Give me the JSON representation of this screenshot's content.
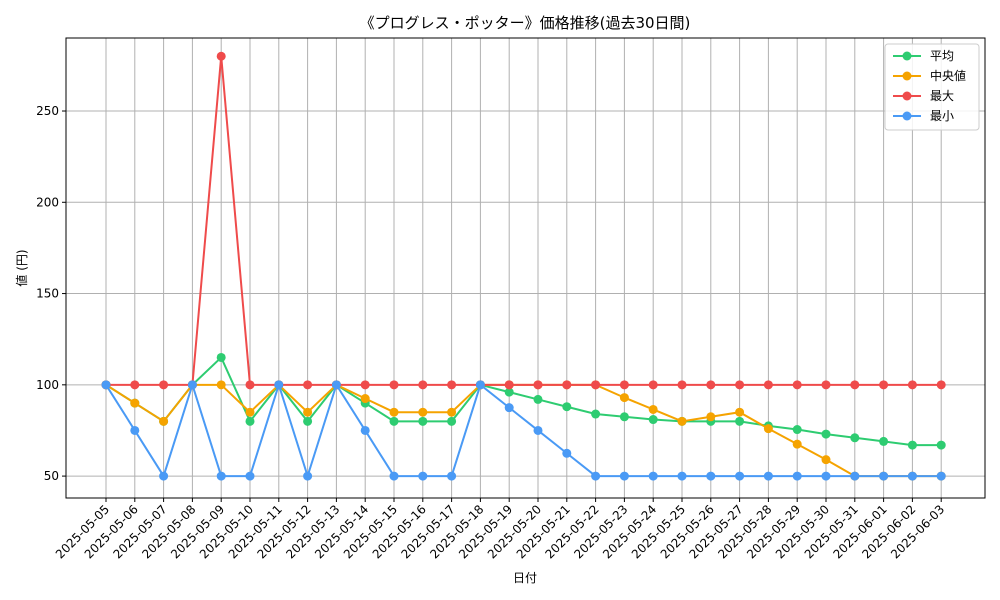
{
  "chart_data": {
    "type": "line",
    "title": "《プログレス・ポッター》価格推移(過去30日間)",
    "xlabel": "日付",
    "ylabel": "値 (円)",
    "ylim": [
      38,
      290
    ],
    "yticks": [
      50,
      100,
      150,
      200,
      250
    ],
    "grid": true,
    "legend_position": "top-right",
    "categories": [
      "2025-05-05",
      "2025-05-06",
      "2025-05-07",
      "2025-05-08",
      "2025-05-09",
      "2025-05-10",
      "2025-05-11",
      "2025-05-12",
      "2025-05-13",
      "2025-05-14",
      "2025-05-15",
      "2025-05-16",
      "2025-05-17",
      "2025-05-18",
      "2025-05-19",
      "2025-05-20",
      "2025-05-21",
      "2025-05-22",
      "2025-05-23",
      "2025-05-24",
      "2025-05-25",
      "2025-05-26",
      "2025-05-27",
      "2025-05-28",
      "2025-05-29",
      "2025-05-30",
      "2025-05-31",
      "2025-06-01",
      "2025-06-02",
      "2025-06-03"
    ],
    "series": [
      {
        "name": "平均",
        "color": "#2ecc71",
        "values": [
          100,
          90,
          80,
          100,
          115,
          80,
          100,
          80,
          100,
          90,
          80,
          80,
          80,
          100,
          96,
          92,
          88,
          84,
          82.5,
          81,
          80,
          80,
          80,
          77.5,
          75.5,
          73,
          71,
          69,
          67,
          67
        ]
      },
      {
        "name": "中央値",
        "color": "#f5a300",
        "values": [
          100,
          90,
          80,
          100,
          100,
          85,
          100,
          85,
          100,
          92.5,
          85,
          85,
          85,
          100,
          100,
          100,
          100,
          100,
          93,
          86.5,
          80,
          82.5,
          85,
          76,
          67.5,
          59,
          50,
          50,
          50,
          50
        ]
      },
      {
        "name": "最大",
        "color": "#ef4b4b",
        "values": [
          100,
          100,
          100,
          100,
          280,
          100,
          100,
          100,
          100,
          100,
          100,
          100,
          100,
          100,
          100,
          100,
          100,
          100,
          100,
          100,
          100,
          100,
          100,
          100,
          100,
          100,
          100,
          100,
          100,
          100
        ]
      },
      {
        "name": "最小",
        "color": "#4a9af5",
        "values": [
          100,
          75,
          50,
          100,
          50,
          50,
          100,
          50,
          100,
          75,
          50,
          50,
          50,
          100,
          87.5,
          75,
          62.5,
          50,
          50,
          50,
          50,
          50,
          50,
          50,
          50,
          50,
          50,
          50,
          50,
          50
        ]
      }
    ]
  }
}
:::
AIM OF THE EXERCISE =>
Filter out all lines lacking the word "color" and copy the rest.

OUTPUT OF THE EXERCISE =>
        "color": "#2ecc71",
        "color": "#f5a300",
        "color": "#ef4b4b",
        "color": "#4a9af5",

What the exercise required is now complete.